> **To be done**: In the listing below, locate the lines that hold the string "What". Copy those lines.

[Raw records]
■ ■ ■ ■
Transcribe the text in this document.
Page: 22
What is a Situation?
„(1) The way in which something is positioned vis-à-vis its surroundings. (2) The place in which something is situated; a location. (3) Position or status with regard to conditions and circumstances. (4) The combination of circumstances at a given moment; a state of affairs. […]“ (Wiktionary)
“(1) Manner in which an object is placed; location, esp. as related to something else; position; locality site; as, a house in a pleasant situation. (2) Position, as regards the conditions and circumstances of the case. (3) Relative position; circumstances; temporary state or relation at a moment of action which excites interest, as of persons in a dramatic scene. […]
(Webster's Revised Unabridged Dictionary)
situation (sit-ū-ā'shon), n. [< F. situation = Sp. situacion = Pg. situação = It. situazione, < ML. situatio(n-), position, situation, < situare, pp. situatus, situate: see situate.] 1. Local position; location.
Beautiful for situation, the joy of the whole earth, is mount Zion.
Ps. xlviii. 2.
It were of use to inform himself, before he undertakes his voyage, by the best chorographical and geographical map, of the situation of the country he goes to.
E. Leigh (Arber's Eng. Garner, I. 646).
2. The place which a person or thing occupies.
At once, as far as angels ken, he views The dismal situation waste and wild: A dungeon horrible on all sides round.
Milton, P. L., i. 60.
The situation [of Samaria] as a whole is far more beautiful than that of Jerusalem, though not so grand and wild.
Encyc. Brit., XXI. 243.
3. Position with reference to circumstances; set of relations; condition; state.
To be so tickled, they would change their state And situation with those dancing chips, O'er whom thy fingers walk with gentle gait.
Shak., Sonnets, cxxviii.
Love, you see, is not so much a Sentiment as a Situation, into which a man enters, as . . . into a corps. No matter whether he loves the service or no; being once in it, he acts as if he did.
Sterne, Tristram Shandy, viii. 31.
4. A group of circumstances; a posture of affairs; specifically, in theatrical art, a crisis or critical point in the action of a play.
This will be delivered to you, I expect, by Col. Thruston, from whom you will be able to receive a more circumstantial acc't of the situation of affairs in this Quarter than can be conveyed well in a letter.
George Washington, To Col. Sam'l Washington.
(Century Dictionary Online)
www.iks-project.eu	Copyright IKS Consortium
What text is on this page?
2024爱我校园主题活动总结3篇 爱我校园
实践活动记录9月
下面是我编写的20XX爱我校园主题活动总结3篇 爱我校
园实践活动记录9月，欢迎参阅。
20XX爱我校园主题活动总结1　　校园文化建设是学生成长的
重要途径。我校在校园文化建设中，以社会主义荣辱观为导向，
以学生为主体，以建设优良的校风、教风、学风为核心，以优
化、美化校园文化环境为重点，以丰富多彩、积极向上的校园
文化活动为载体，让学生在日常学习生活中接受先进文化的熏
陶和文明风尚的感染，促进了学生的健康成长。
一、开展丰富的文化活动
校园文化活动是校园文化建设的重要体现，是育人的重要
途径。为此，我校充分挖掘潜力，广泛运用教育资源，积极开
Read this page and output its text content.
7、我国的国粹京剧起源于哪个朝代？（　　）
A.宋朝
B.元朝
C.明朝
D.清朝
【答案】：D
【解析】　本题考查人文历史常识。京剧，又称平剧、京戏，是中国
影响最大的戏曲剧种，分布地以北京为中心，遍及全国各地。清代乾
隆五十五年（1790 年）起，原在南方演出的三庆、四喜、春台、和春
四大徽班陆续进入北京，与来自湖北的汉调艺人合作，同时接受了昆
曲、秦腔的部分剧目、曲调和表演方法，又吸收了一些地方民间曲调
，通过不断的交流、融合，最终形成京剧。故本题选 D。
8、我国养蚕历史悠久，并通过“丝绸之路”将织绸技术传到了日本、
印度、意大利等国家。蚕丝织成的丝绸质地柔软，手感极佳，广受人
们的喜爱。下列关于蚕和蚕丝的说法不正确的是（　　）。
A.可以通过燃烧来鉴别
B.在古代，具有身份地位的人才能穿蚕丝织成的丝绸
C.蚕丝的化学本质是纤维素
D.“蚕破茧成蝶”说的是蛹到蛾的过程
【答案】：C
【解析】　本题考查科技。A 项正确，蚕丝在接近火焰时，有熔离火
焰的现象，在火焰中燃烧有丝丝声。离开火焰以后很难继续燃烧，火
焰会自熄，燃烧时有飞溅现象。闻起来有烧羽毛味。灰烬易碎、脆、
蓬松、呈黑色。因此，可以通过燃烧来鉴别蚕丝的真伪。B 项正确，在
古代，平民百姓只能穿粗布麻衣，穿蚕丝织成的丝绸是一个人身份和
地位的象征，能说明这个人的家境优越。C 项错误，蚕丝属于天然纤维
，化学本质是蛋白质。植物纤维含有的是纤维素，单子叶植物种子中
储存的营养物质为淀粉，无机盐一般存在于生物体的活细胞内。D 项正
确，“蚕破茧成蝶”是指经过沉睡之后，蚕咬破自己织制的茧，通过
■ ■ ■ ■
> **Correct answer**:
What is a Situation?
What text is on this page?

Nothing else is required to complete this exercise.